[start PROVIDED ENTRIES]
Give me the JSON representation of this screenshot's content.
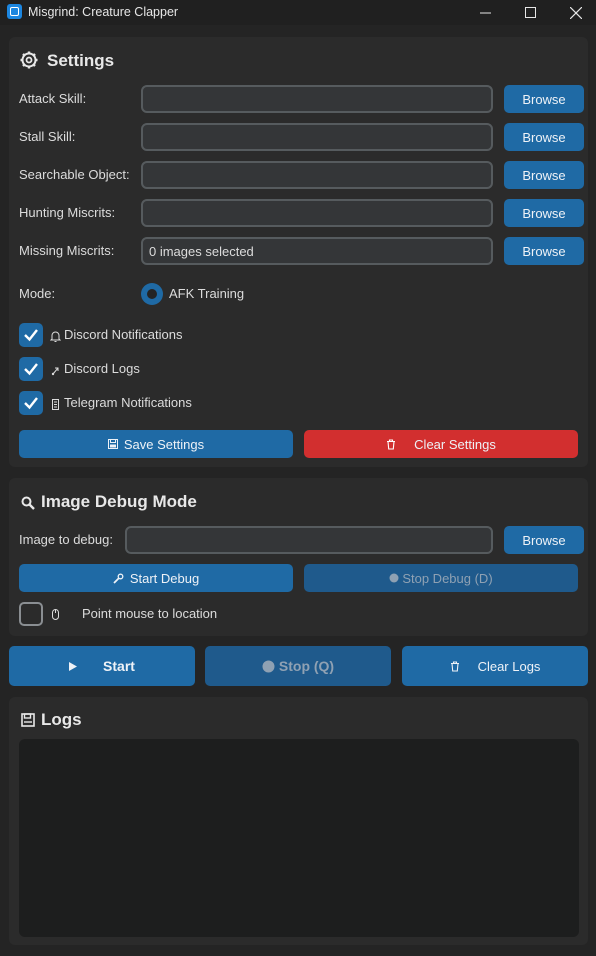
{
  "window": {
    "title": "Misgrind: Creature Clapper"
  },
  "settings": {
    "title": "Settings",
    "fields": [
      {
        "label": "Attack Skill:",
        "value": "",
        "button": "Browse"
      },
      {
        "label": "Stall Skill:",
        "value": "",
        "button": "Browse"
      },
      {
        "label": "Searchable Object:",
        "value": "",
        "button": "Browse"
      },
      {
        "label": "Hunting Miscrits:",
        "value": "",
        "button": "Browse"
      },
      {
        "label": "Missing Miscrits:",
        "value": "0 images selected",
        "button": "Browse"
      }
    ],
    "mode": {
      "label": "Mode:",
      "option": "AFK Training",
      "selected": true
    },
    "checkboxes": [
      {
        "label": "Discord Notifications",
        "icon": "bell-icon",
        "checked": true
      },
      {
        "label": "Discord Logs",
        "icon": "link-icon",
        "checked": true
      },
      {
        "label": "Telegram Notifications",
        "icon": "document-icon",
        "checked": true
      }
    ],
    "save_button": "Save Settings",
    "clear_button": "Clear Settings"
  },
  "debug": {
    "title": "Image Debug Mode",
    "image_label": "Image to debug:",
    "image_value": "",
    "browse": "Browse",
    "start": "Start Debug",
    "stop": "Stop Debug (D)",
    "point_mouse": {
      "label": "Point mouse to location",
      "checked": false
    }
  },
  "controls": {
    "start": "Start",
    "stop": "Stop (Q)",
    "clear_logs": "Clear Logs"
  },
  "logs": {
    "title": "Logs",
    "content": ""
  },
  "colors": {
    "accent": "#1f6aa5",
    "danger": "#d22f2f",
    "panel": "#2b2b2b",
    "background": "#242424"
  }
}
[end PROVIDED ENTRIES]
■ EXERCISE
Retype everything in the material word for word, minus pictures.

■ OUTPUT
Give me the JSON representation of this screenshot's content.
{
  "window": {
    "title": "Misgrind: Creature Clapper"
  },
  "settings": {
    "title": "Settings",
    "fields": [
      {
        "label": "Attack Skill:",
        "value": "",
        "button": "Browse"
      },
      {
        "label": "Stall Skill:",
        "value": "",
        "button": "Browse"
      },
      {
        "label": "Searchable Object:",
        "value": "",
        "button": "Browse"
      },
      {
        "label": "Hunting Miscrits:",
        "value": "",
        "button": "Browse"
      },
      {
        "label": "Missing Miscrits:",
        "value": "0 images selected",
        "button": "Browse"
      }
    ],
    "mode": {
      "label": "Mode:",
      "option": "AFK Training",
      "selected": true
    },
    "checkboxes": [
      {
        "label": "Discord Notifications",
        "icon": "bell-icon",
        "checked": true
      },
      {
        "label": "Discord Logs",
        "icon": "link-icon",
        "checked": true
      },
      {
        "label": "Telegram Notifications",
        "icon": "document-icon",
        "checked": true
      }
    ],
    "save_button": "Save Settings",
    "clear_button": "Clear Settings"
  },
  "debug": {
    "title": "Image Debug Mode",
    "image_label": "Image to debug:",
    "image_value": "",
    "browse": "Browse",
    "start": "Start Debug",
    "stop": "Stop Debug (D)",
    "point_mouse": {
      "label": "Point mouse to location",
      "checked": false
    }
  },
  "controls": {
    "start": "Start",
    "stop": "Stop (Q)",
    "clear_logs": "Clear Logs"
  },
  "logs": {
    "title": "Logs",
    "content": ""
  },
  "colors": {
    "accent": "#1f6aa5",
    "danger": "#d22f2f",
    "panel": "#2b2b2b",
    "background": "#242424"
  }
}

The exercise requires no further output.